GOAL: State how many lines hold the string "计算机管理". Give the number and nothing else.

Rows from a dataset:
..............................

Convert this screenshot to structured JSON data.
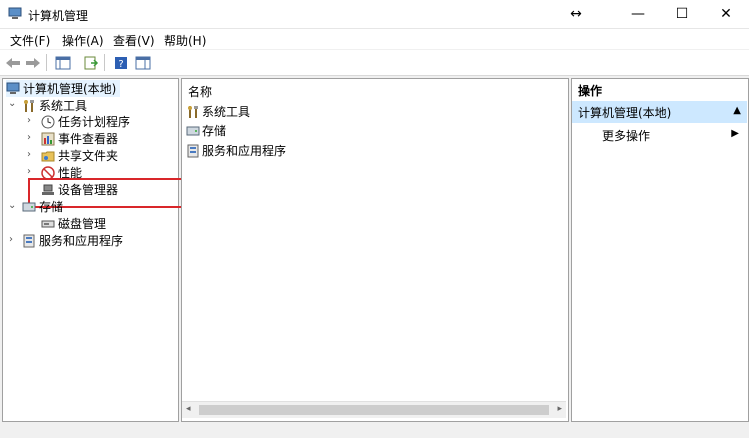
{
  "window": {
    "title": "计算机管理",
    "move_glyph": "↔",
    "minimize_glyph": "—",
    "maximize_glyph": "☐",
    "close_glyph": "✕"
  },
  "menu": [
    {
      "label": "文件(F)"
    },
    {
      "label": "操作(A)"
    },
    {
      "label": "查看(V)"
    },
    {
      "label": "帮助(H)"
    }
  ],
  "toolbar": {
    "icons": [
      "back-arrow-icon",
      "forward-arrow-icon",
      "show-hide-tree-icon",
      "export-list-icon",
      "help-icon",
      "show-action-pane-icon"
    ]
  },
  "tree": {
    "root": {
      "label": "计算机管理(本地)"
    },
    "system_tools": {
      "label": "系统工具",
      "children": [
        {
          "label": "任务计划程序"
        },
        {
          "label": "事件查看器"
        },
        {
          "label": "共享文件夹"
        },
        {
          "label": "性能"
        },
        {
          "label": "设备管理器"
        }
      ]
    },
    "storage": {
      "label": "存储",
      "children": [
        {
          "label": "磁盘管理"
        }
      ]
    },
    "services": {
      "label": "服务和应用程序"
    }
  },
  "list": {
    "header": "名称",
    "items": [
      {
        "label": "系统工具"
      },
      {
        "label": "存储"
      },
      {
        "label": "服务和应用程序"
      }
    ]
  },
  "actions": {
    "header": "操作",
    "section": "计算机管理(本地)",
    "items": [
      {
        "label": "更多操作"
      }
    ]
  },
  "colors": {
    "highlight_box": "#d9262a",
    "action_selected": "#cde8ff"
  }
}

..............................

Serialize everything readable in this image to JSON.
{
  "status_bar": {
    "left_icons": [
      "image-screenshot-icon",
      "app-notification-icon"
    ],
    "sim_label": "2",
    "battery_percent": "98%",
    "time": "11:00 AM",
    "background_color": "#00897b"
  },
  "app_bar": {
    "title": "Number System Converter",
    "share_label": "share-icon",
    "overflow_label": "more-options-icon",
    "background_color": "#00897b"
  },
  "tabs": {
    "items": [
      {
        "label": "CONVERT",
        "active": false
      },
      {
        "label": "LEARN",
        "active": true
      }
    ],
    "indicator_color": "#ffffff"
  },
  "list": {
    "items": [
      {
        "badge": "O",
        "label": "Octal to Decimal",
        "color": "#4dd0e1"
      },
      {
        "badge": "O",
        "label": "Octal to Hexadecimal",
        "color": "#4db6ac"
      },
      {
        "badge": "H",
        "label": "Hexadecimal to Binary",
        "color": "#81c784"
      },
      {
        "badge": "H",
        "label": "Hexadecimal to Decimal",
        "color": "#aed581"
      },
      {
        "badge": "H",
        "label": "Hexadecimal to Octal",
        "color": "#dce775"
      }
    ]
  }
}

..............................

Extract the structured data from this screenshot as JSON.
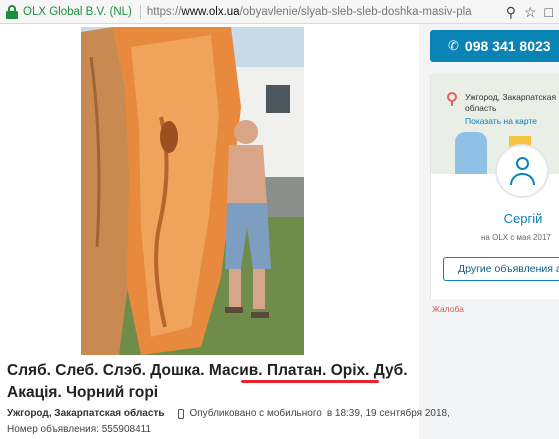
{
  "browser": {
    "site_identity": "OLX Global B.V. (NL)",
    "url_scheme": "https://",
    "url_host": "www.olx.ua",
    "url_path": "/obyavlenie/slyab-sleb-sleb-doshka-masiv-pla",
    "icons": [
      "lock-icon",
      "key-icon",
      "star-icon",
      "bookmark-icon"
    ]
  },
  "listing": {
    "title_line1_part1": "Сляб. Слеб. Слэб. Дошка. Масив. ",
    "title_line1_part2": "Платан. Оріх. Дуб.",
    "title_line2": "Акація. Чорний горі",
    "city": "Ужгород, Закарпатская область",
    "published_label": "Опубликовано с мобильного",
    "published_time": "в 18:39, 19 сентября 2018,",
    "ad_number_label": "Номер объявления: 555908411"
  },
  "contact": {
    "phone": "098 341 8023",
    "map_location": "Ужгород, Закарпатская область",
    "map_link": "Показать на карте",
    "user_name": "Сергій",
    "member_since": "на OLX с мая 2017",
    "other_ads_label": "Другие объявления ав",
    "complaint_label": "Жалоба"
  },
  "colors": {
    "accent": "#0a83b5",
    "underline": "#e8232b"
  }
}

..............................

FINAL ANSWER: 3